Figure record listings:
--- Start ---

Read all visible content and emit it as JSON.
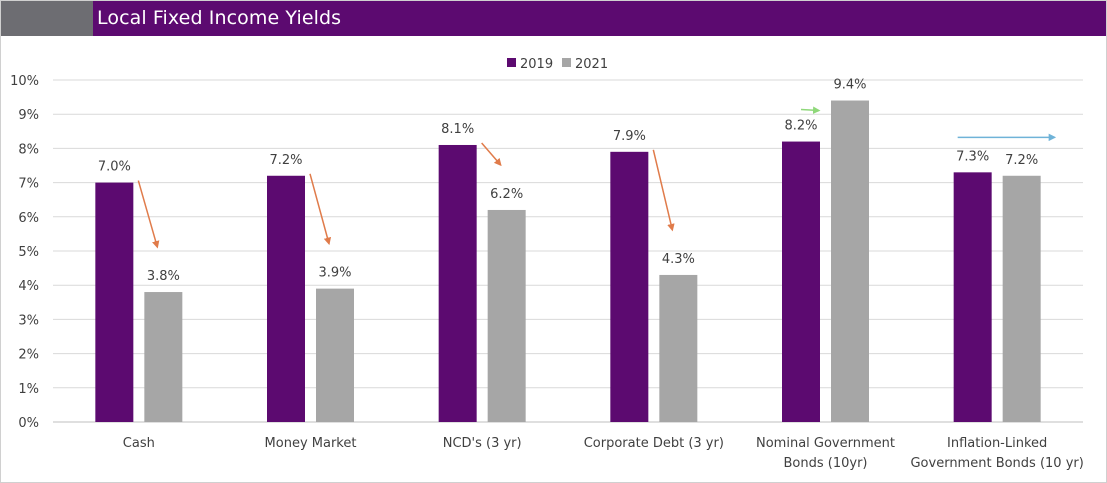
{
  "header": {
    "title": "Local Fixed Income Yields"
  },
  "colors": {
    "header_bg": "#5c0a70",
    "header_swatch": "#6d6d72",
    "series_2019": "#5c0a70",
    "series_2021": "#a6a6a6",
    "arrow_down": "#e07b4a",
    "arrow_up": "#8fd87a",
    "arrow_flat": "#6fb3d8"
  },
  "chart_data": {
    "type": "bar",
    "title": "",
    "xlabel": "",
    "ylabel": "",
    "ylim": [
      0,
      10
    ],
    "y_ticks": [
      "0%",
      "1%",
      "2%",
      "3%",
      "4%",
      "5%",
      "6%",
      "7%",
      "8%",
      "9%",
      "10%"
    ],
    "grid": true,
    "legend_position": "top-center",
    "categories": [
      [
        "Cash"
      ],
      [
        "Money Market"
      ],
      [
        "NCD's (3 yr)"
      ],
      [
        "Corporate Debt (3 yr)"
      ],
      [
        "Nominal Government",
        "Bonds (10yr)"
      ],
      [
        "Inflation-Linked",
        "Government Bonds (10 yr)"
      ]
    ],
    "series": [
      {
        "name": "2019",
        "values": [
          7.0,
          7.2,
          8.1,
          7.9,
          8.2,
          7.3
        ],
        "labels": [
          "7.0%",
          "7.2%",
          "8.1%",
          "7.9%",
          "8.2%",
          "7.3%"
        ]
      },
      {
        "name": "2021",
        "values": [
          3.8,
          3.9,
          6.2,
          4.3,
          9.4,
          7.2
        ],
        "labels": [
          "3.8%",
          "3.9%",
          "6.2%",
          "4.3%",
          "9.4%",
          "7.2%"
        ]
      }
    ],
    "trend_arrows": [
      "down",
      "down",
      "down",
      "down",
      "up",
      "flat"
    ]
  }
}
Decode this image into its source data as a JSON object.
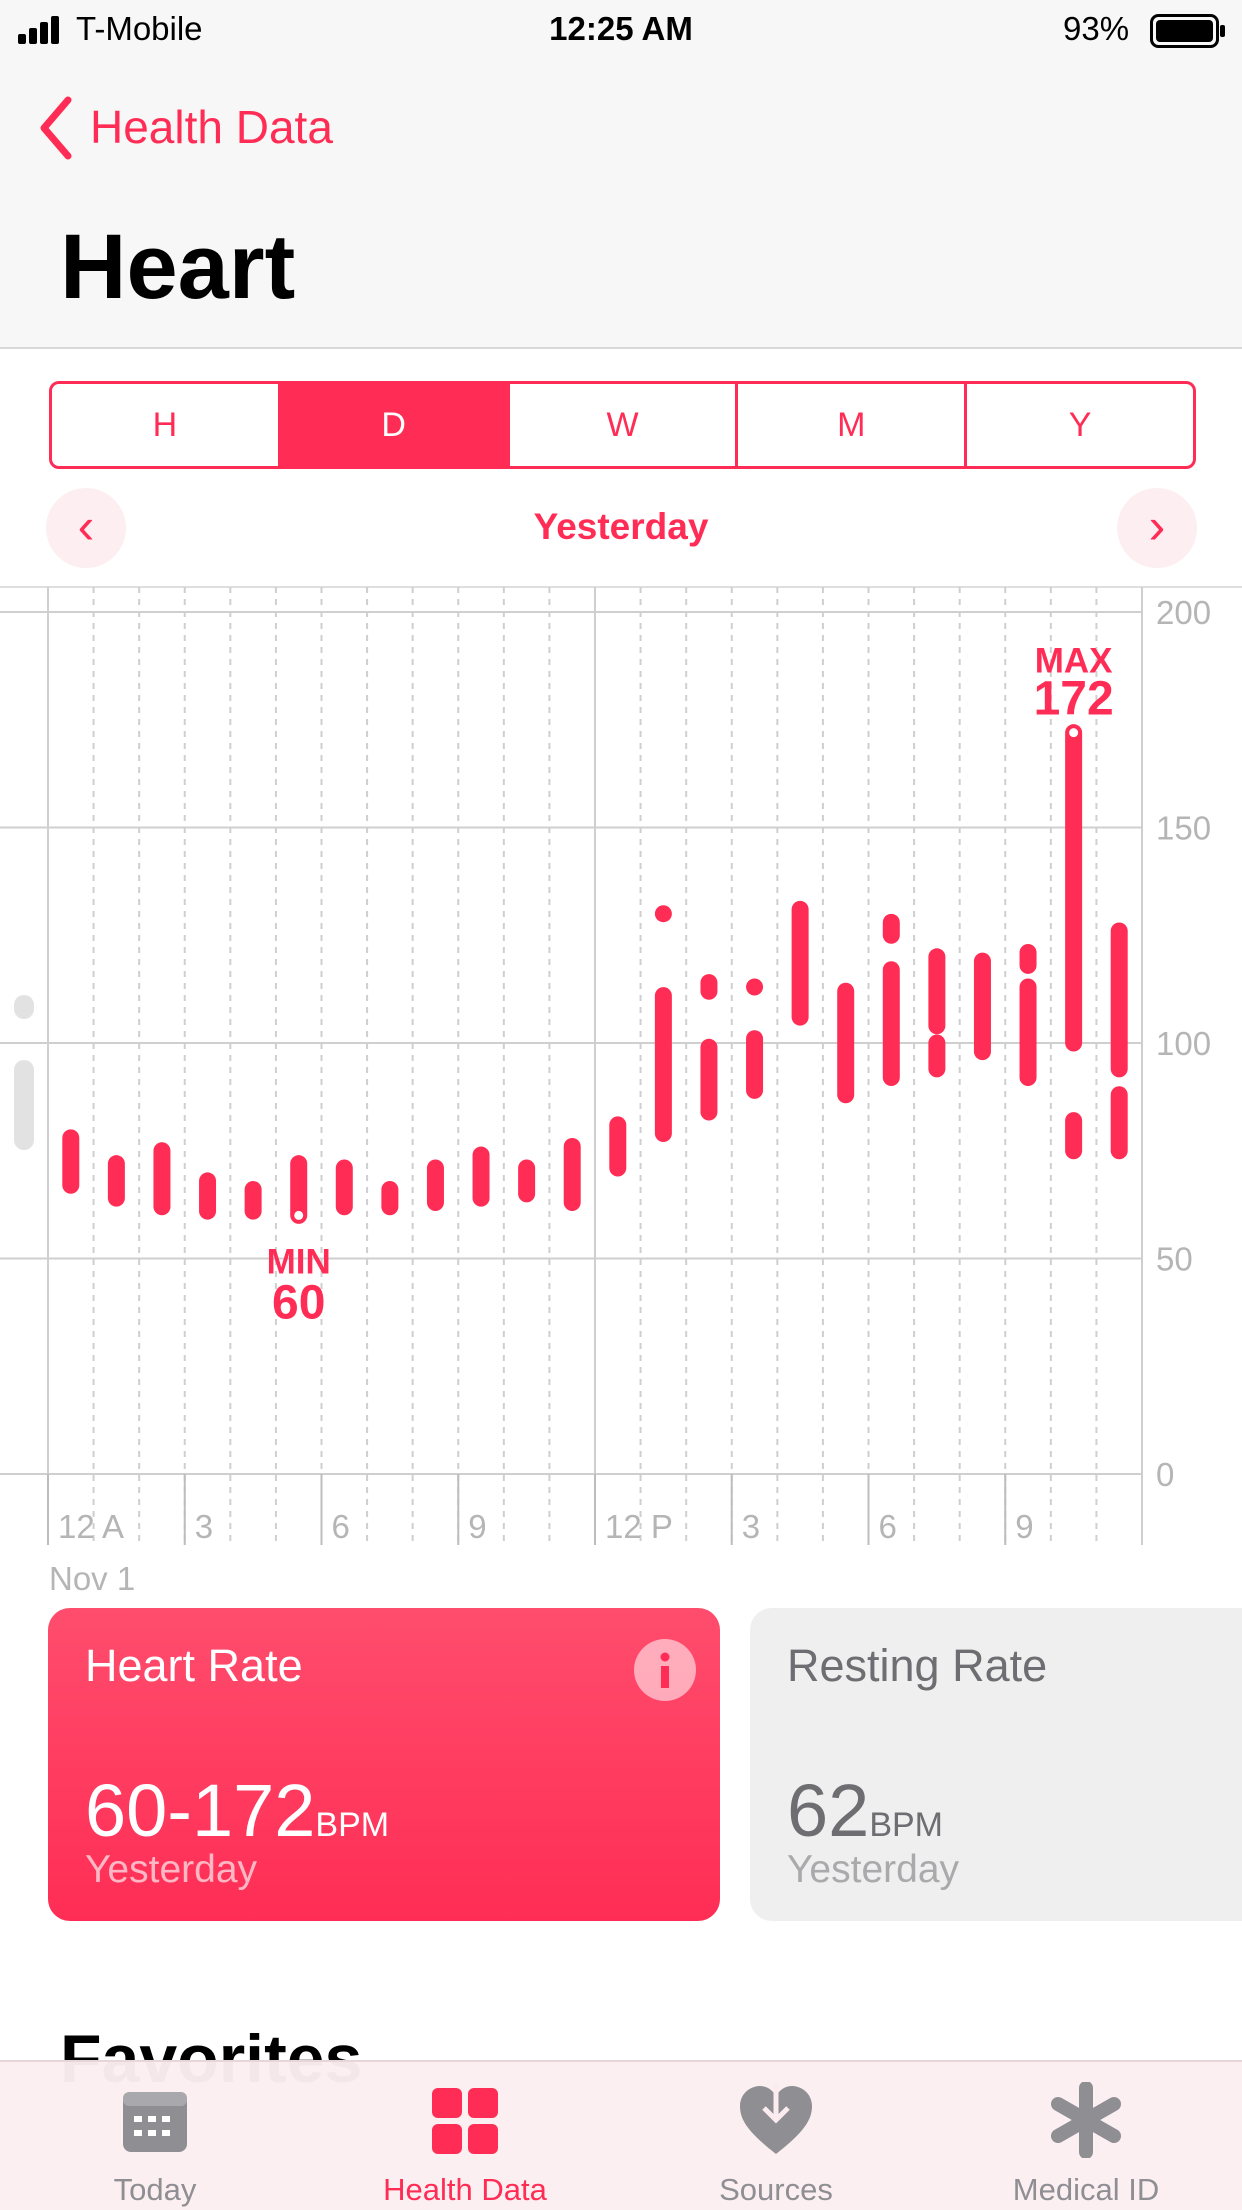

--- End ---

● Task
Repeat the data exactly, without the pictures.

● Result of this exercise
Read all visible content and emit it as JSON.
{
  "header": {
    "title": "Local Fixed Income Yields"
  },
  "colors": {
    "header_bg": "#5c0a70",
    "header_swatch": "#6d6d72",
    "series_2019": "#5c0a70",
    "series_2021": "#a6a6a6",
    "arrow_down": "#e07b4a",
    "arrow_up": "#8fd87a",
    "arrow_flat": "#6fb3d8"
  },
  "chart_data": {
    "type": "bar",
    "title": "",
    "xlabel": "",
    "ylabel": "",
    "ylim": [
      0,
      10
    ],
    "y_ticks": [
      "0%",
      "1%",
      "2%",
      "3%",
      "4%",
      "5%",
      "6%",
      "7%",
      "8%",
      "9%",
      "10%"
    ],
    "grid": true,
    "legend_position": "top-center",
    "categories": [
      [
        "Cash"
      ],
      [
        "Money Market"
      ],
      [
        "NCD's (3 yr)"
      ],
      [
        "Corporate Debt (3 yr)"
      ],
      [
        "Nominal Government",
        "Bonds (10yr)"
      ],
      [
        "Inflation-Linked",
        "Government Bonds (10 yr)"
      ]
    ],
    "series": [
      {
        "name": "2019",
        "values": [
          7.0,
          7.2,
          8.1,
          7.9,
          8.2,
          7.3
        ],
        "labels": [
          "7.0%",
          "7.2%",
          "8.1%",
          "7.9%",
          "8.2%",
          "7.3%"
        ]
      },
      {
        "name": "2021",
        "values": [
          3.8,
          3.9,
          6.2,
          4.3,
          9.4,
          7.2
        ],
        "labels": [
          "3.8%",
          "3.9%",
          "6.2%",
          "4.3%",
          "9.4%",
          "7.2%"
        ]
      }
    ],
    "trend_arrows": [
      "down",
      "down",
      "down",
      "down",
      "up",
      "flat"
    ]
  }
}
Decode this image into its source data as a JSON object.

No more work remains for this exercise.